Write out all records as given; omit images.

··········

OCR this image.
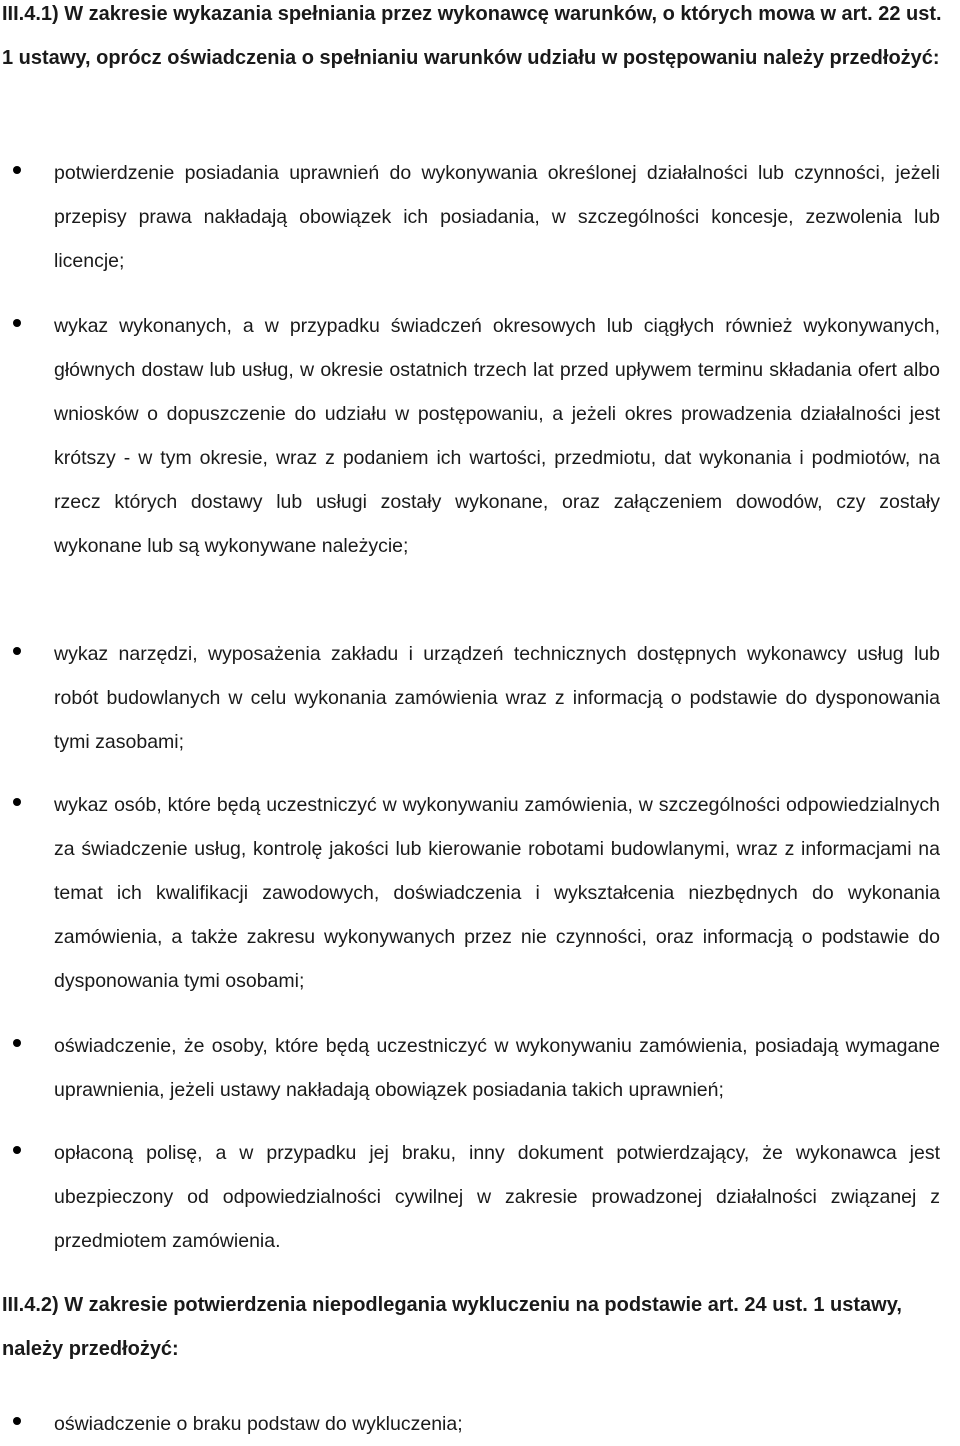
III.4.1) W zakresie wykazania spełniania przez wykonawcę warunków, o których mowa w art. 22 ust. 1 ustawy, oprócz oświadczenia o spełnianiu warunków udziału w postępowaniu należy przedłożyć:

potwierdzenie posiadania uprawnień do wykonywania określonej działalności lub czynności, jeżeli przepisy prawa nakładają obowiązek ich posiadania, w szczególności koncesje, zezwolenia lub licencje;

wykaz wykonanych, a w przypadku świadczeń okresowych lub ciągłych również wykonywanych, głównych dostaw lub usług, w okresie ostatnich trzech lat przed upływem terminu składania ofert albo wniosków o dopuszczenie do udziału w postępowaniu, a jeżeli okres prowadzenia działalności jest krótszy - w tym okresie, wraz z podaniem ich wartości, przedmiotu, dat wykonania i podmiotów, na rzecz których dostawy lub usługi zostały wykonane, oraz załączeniem dowodów, czy zostały wykonane lub są wykonywane należycie;

wykaz narzędzi, wyposażenia zakładu i urządzeń technicznych dostępnych wykonawcy usług lub robót budowlanych w celu wykonania zamówienia wraz z informacją o podstawie do dysponowania tymi zasobami;

wykaz osób, które będą uczestniczyć w wykonywaniu zamówienia, w szczególności odpowiedzialnych za świadczenie usług, kontrolę jakości lub kierowanie robotami budowlanymi, wraz z informacjami na temat ich kwalifikacji zawodowych, doświadczenia i wykształcenia niezbędnych do wykonania zamówienia, a także zakresu wykonywanych przez nie czynności, oraz informacją o podstawie do dysponowania tymi osobami;

oświadczenie, że osoby, które będą uczestniczyć w wykonywaniu zamówienia, posiadają wymagane uprawnienia, jeżeli ustawy nakładają obowiązek posiadania takich uprawnień;

opłaconą polisę, a w przypadku jej braku, inny dokument potwierdzający, że wykonawca jest ubezpieczony od odpowiedzialności cywilnej w zakresie prowadzonej działalności związanej z przedmiotem zamówienia.

III.4.2) W zakresie potwierdzenia niepodlegania wykluczeniu na podstawie art. 24 ust. 1 ustawy, należy przedłożyć:

oświadczenie o braku podstaw do wykluczenia;
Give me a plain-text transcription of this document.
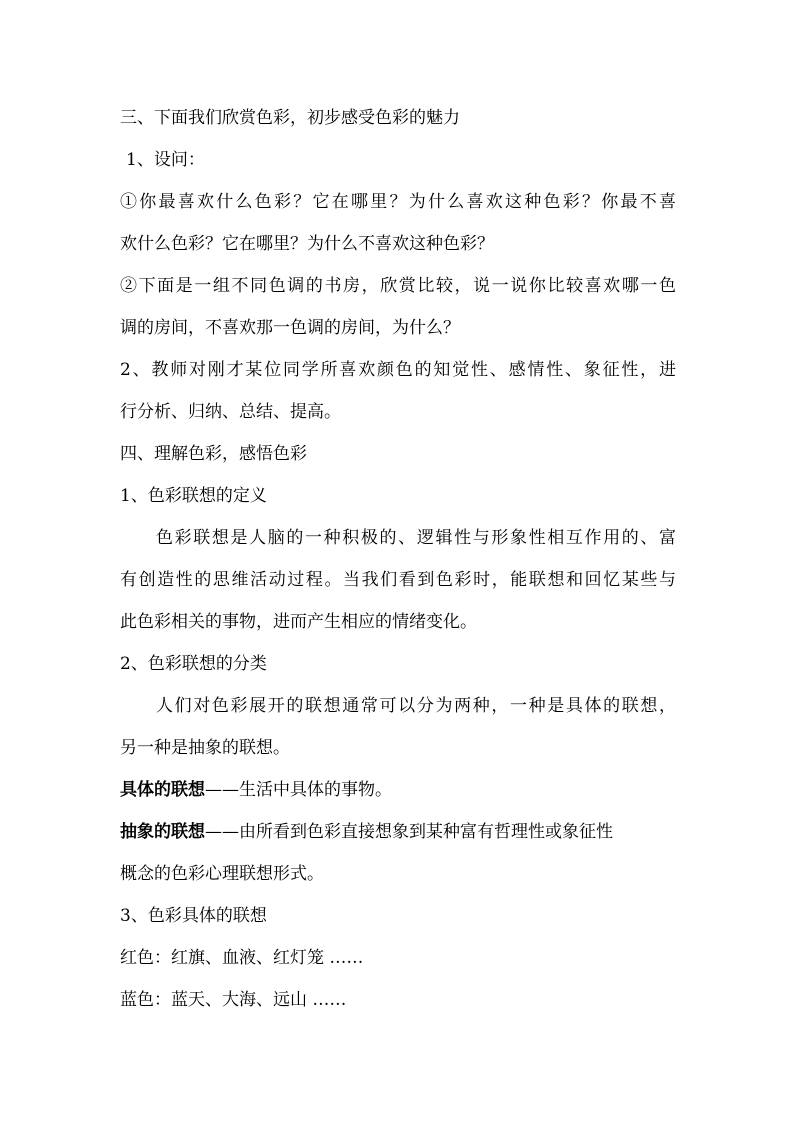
三、下面我们欣赏色彩，初步感受色彩的魅力
1、设问：
①你最喜欢什么色彩？它在哪里？为什么喜欢这种色彩？你最不喜
欢什么色彩？它在哪里？为什么不喜欢这种色彩？
②下面是一组不同色调的书房，欣赏比较，说一说你比较喜欢哪一色
调的房间，不喜欢那一色调的房间，为什么？
2、教师对刚才某位同学所喜欢颜色的知觉性、感情性、象征性，进
行分析、归纳、总结、提高。
四、理解色彩，感悟色彩
1、色彩联想的定义
色彩联想是人脑的一种积极的、逻辑性与形象性相互作用的、富
有创造性的思维活动过程。当我们看到色彩时，能联想和回忆某些与
此色彩相关的事物，进而产生相应的情绪变化。
2、色彩联想的分类
人们对色彩展开的联想通常可以分为两种，一种是具体的联想，
另一种是抽象的联想。
具体的联想——生活中具体的事物。
抽象的联想——由所看到色彩直接想象到某种富有哲理性或象征性
概念的色彩心理联想形式。
3、色彩具体的联想
红色：红旗、血液、红灯笼 ……
蓝色：蓝天、大海、远山 ……
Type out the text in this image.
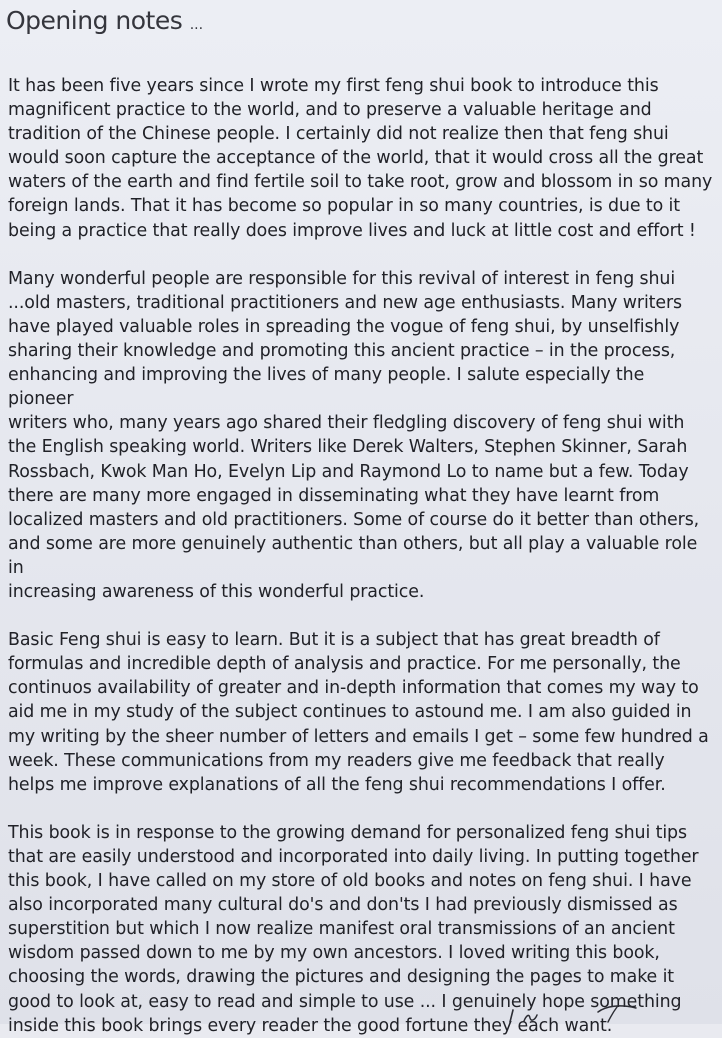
Opening notes ...

It has been five years since I wrote my first feng shui book to introduce this
magnificent practice to the world, and to preserve a valuable heritage and
tradition of the Chinese people. I certainly did not realize then that feng shui
would soon capture the acceptance of the world, that it would cross all the great
waters of the earth and find fertile soil to take root, grow and blossom in so many
foreign lands. That it has become so popular in so many countries, is due to it
being a practice that really does improve lives and luck at little cost and effort !

Many wonderful people are responsible for this revival of interest in feng shui
...old masters, traditional practitioners and new age enthusiasts. Many writers
have played valuable roles in spreading the vogue of feng shui, by unselfishly
sharing their knowledge and promoting this ancient practice – in the process,
enhancing and improving the lives of many people. I salute especially the pioneer
writers who, many years ago shared their fledgling discovery of feng shui with
the English speaking world. Writers like Derek Walters, Stephen Skinner, Sarah
Rossbach, Kwok Man Ho, Evelyn Lip and Raymond Lo to name but a few. Today
there are many more engaged in disseminating what they have learnt from
localized masters and old practitioners. Some of course do it better than others,
and some are more genuinely authentic than others, but all play a valuable role in
increasing awareness of this wonderful practice.

Basic Feng shui is easy to learn. But it is a subject that has great breadth of
formulas and incredible depth of analysis and practice. For me personally, the
continuos availability of greater and in-depth information that comes my way to
aid me in my study of the subject continues to astound me. I am also guided in
my writing by the sheer number of letters and emails I get – some few hundred a
week. These communications from my readers give me feedback that really
helps me improve explanations of all the feng shui recommendations I offer.

This book is in response to the growing demand for personalized feng shui tips
that are easily understood and incorporated into daily living. In putting together
this book, I have called on my store of old books and notes on feng shui. I have
also incorporated many cultural do's and don'ts I had previously dismissed as
superstition but which I now realize manifest oral transmissions of an ancient
wisdom passed down to me by my own ancestors. I loved writing this book,
choosing the words, drawing the pictures and designing the pages to make it
good to look at, easy to read and simple to use ... I genuinely hope something
inside this book brings every reader the good fortune they each want.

··········

Right answer:
OCR this image.
III.4.1) W zakresie wykazania spełniania przez wykonawcę warunków, o których mowa w art. 22 ust. 1 ustawy, oprócz oświadczenia o spełnianiu warunków udziału w postępowaniu należy przedłożyć:

potwierdzenie posiadania uprawnień do wykonywania określonej działalności lub czynności, jeżeli przepisy prawa nakładają obowiązek ich posiadania, w szczególności koncesje, zezwolenia lub licencje;

wykaz wykonanych, a w przypadku świadczeń okresowych lub ciągłych również wykonywanych, głównych dostaw lub usług, w okresie ostatnich trzech lat przed upływem terminu składania ofert albo wniosków o dopuszczenie do udziału w postępowaniu, a jeżeli okres prowadzenia działalności jest krótszy - w tym okresie, wraz z podaniem ich wartości, przedmiotu, dat wykonania i podmiotów, na rzecz których dostawy lub usługi zostały wykonane, oraz załączeniem dowodów, czy zostały wykonane lub są wykonywane należycie;

wykaz narzędzi, wyposażenia zakładu i urządzeń technicznych dostępnych wykonawcy usług lub robót budowlanych w celu wykonania zamówienia wraz z informacją o podstawie do dysponowania tymi zasobami;

wykaz osób, które będą uczestniczyć w wykonywaniu zamówienia, w szczególności odpowiedzialnych za świadczenie usług, kontrolę jakości lub kierowanie robotami budowlanymi, wraz z informacjami na temat ich kwalifikacji zawodowych, doświadczenia i wykształcenia niezbędnych do wykonania zamówienia, a także zakresu wykonywanych przez nie czynności, oraz informacją o podstawie do dysponowania tymi osobami;

oświadczenie, że osoby, które będą uczestniczyć w wykonywaniu zamówienia, posiadają wymagane uprawnienia, jeżeli ustawy nakładają obowiązek posiadania takich uprawnień;

opłaconą polisę, a w przypadku jej braku, inny dokument potwierdzający, że wykonawca jest ubezpieczony od odpowiedzialności cywilnej w zakresie prowadzonej działalności związanej z przedmiotem zamówienia.

III.4.2) W zakresie potwierdzenia niepodlegania wykluczeniu na podstawie art. 24 ust. 1 ustawy, należy przedłożyć:

oświadczenie o braku podstaw do wykluczenia;
Give me a plain-text transcription of this document.
三、下面我们欣赏色彩，初步感受色彩的魅力
1、设问：
①你最喜欢什么色彩？它在哪里？为什么喜欢这种色彩？你最不喜
欢什么色彩？它在哪里？为什么不喜欢这种色彩？
②下面是一组不同色调的书房，欣赏比较，说一说你比较喜欢哪一色
调的房间，不喜欢那一色调的房间，为什么？
2、教师对刚才某位同学所喜欢颜色的知觉性、感情性、象征性，进
行分析、归纳、总结、提高。
四、理解色彩，感悟色彩
1、色彩联想的定义
色彩联想是人脑的一种积极的、逻辑性与形象性相互作用的、富
有创造性的思维活动过程。当我们看到色彩时，能联想和回忆某些与
此色彩相关的事物，进而产生相应的情绪变化。
2、色彩联想的分类
人们对色彩展开的联想通常可以分为两种，一种是具体的联想，
另一种是抽象的联想。
具体的联想——生活中具体的事物。
抽象的联想——由所看到色彩直接想象到某种富有哲理性或象征性
概念的色彩心理联想形式。
3、色彩具体的联想
红色：红旗、血液、红灯笼 ……
蓝色：蓝天、大海、远山 ……
Type out the text in this image.
Opening notes ...

It has been five years since I wrote my first feng shui book to introduce this
magnificent practice to the world, and to preserve a valuable heritage and
tradition of the Chinese people. I certainly did not realize then that feng shui
would soon capture the acceptance of the world, that it would cross all the great
waters of the earth and find fertile soil to take root, grow and blossom in so many
foreign lands. That it has become so popular in so many countries, is due to it
being a practice that really does improve lives and luck at little cost and effort !

Many wonderful people are responsible for this revival of interest in feng shui
...old masters, traditional practitioners and new age enthusiasts. Many writers
have played valuable roles in spreading the vogue of feng shui, by unselfishly
sharing their knowledge and promoting this ancient practice – in the process,
enhancing and improving the lives of many people. I salute especially the pioneer
writers who, many years ago shared their fledgling discovery of feng shui with
the English speaking world. Writers like Derek Walters, Stephen Skinner, Sarah
Rossbach, Kwok Man Ho, Evelyn Lip and Raymond Lo to name but a few. Today
there are many more engaged in disseminating what they have learnt from
localized masters and old practitioners. Some of course do it better than others,
and some are more genuinely authentic than others, but all play a valuable role in
increasing awareness of this wonderful practice.

Basic Feng shui is easy to learn. But it is a subject that has great breadth of
formulas and incredible depth of analysis and practice. For me personally, the
continuos availability of greater and in-depth information that comes my way to
aid me in my study of the subject continues to astound me. I am also guided in
my writing by the sheer number of letters and emails I get – some few hundred a
week. These communications from my readers give me feedback that really
helps me improve explanations of all the feng shui recommendations I offer.

This book is in response to the growing demand for personalized feng shui tips
that are easily understood and incorporated into daily living. In putting together
this book, I have called on my store of old books and notes on feng shui. I have
also incorporated many cultural do's and don'ts I had previously dismissed as
superstition but which I now realize manifest oral transmissions of an ancient
wisdom passed down to me by my own ancestors. I loved writing this book,
choosing the words, drawing the pictures and designing the pages to make it
good to look at, easy to read and simple to use ... I genuinely hope something
inside this book brings every reader the good fortune they each want.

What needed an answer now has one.